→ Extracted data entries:

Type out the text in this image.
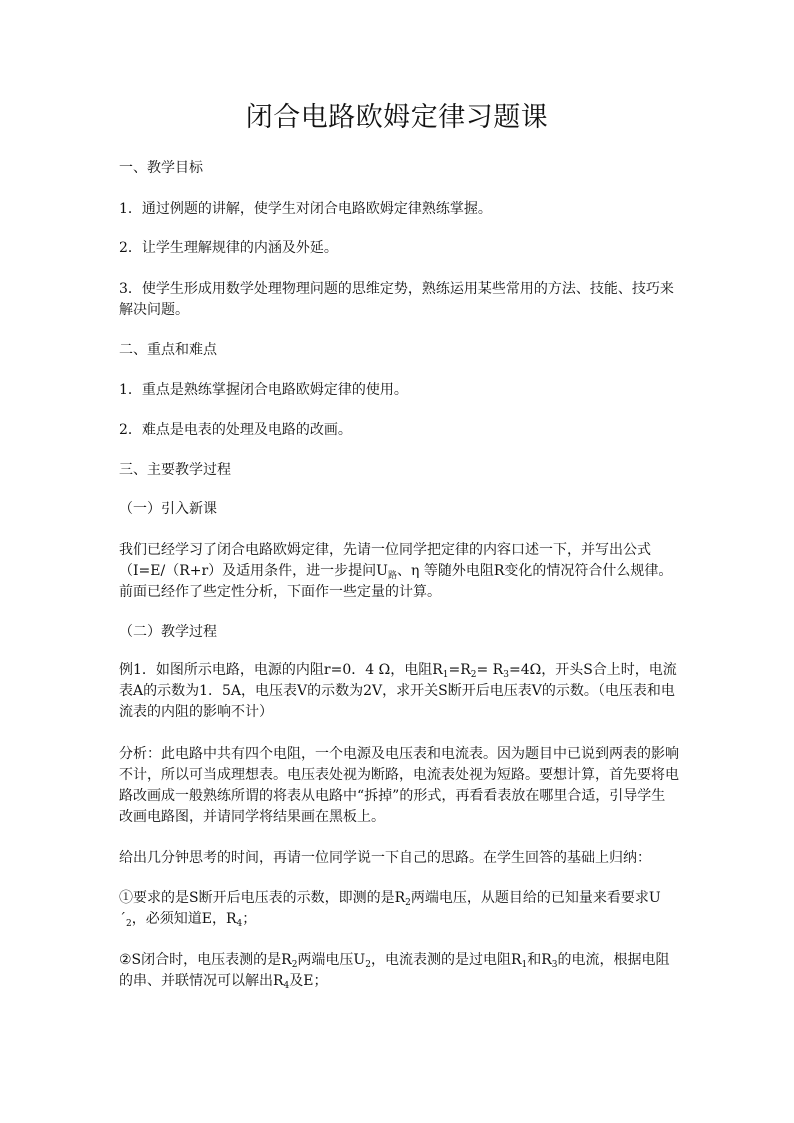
闭合电路欧姆定律习题课

一、教学目标

1．通过例题的讲解，使学生对闭合电路欧姆定律熟练掌握。

2．让学生理解规律的内涵及外延。

3．使学生形成用数学处理物理问题的思维定势，熟练运用某些常用的方法、技能、技巧来解决问题。

二、重点和难点

1．重点是熟练掌握闭合电路欧姆定律的使用。

2．难点是电表的处理及电路的改画。

三、主要教学过程

（一）引入新课

我们已经学习了闭合电路欧姆定律，先请一位同学把定律的内容口述一下，并写出公式（I=E/（R+r）及适用条件，进一步提问$U_路$、η 等随外电阻R变化的情况符合什么规律。前面已经作了些定性分析，下面作一些定量的计算。

（二）教学过程

例1．如图所示电路，电源的内阻r=0．4 Ω，电阻$R_1=R_2= R_3=4\Omega$，开头S合上时，电流表A的示数为1．5A，电压表V的示数为2V，求开关S断开后电压表V的示数。（电压表和电流表的内阻的影响不计）

分析：此电路中共有四个电阻，一个电源及电压表和电流表。因为题目中已说到两表的影响不计，所以可当成理想表。电压表处视为断路，电流表处视为短路。要想计算，首先要将电路改画成一般熟练所谓的将表从电路中“拆掉”的形式，再看看表放在哪里合适，引导学生改画电路图，并请同学将结果画在黑板上。

给出几分钟思考的时间，再请一位同学说一下自己的思路。在学生回答的基础上归纳：

①要求的是S断开后电压表的示数，即测的是$R_2$两端电压，从题目给的已知量来看要求$U´_2$，必须知道E，$R_4$；

②S闭合时，电压表测的是$R_2$两端电压$U_2$，电流表测的是过电阻$R_1$和$R_3$的电流，根据电阻的串、并联情况可以解出$R_4$及E；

→ Problem statement: Restate the data above word for word. Skip every picture.

→ Answer for the task:
Type out the text in this image.
闭合电路欧姆定律习题课

一、教学目标

1．通过例题的讲解，使学生对闭合电路欧姆定律熟练掌握。

2．让学生理解规律的内涵及外延。

3．使学生形成用数学处理物理问题的思维定势，熟练运用某些常用的方法、技能、技巧来解决问题。

二、重点和难点

1．重点是熟练掌握闭合电路欧姆定律的使用。

2．难点是电表的处理及电路的改画。

三、主要教学过程

（一）引入新课

我们已经学习了闭合电路欧姆定律，先请一位同学把定律的内容口述一下，并写出公式（I=E/（R+r）及适用条件，进一步提问$U_路$、η 等随外电阻R变化的情况符合什么规律。前面已经作了些定性分析，下面作一些定量的计算。

（二）教学过程

例1．如图所示电路，电源的内阻r=0．4 Ω，电阻$R_1=R_2= R_3=4\Omega$，开头S合上时，电流表A的示数为1．5A，电压表V的示数为2V，求开关S断开后电压表V的示数。（电压表和电流表的内阻的影响不计）

分析：此电路中共有四个电阻，一个电源及电压表和电流表。因为题目中已说到两表的影响不计，所以可当成理想表。电压表处视为断路，电流表处视为短路。要想计算，首先要将电路改画成一般熟练所谓的将表从电路中“拆掉”的形式，再看看表放在哪里合适，引导学生改画电路图，并请同学将结果画在黑板上。

给出几分钟思考的时间，再请一位同学说一下自己的思路。在学生回答的基础上归纳：

①要求的是S断开后电压表的示数，即测的是$R_2$两端电压，从题目给的已知量来看要求$U´_2$，必须知道E，$R_4$；

②S闭合时，电压表测的是$R_2$两端电压$U_2$，电流表测的是过电阻$R_1$和$R_3$的电流，根据电阻的串、并联情况可以解出$R_4$及E；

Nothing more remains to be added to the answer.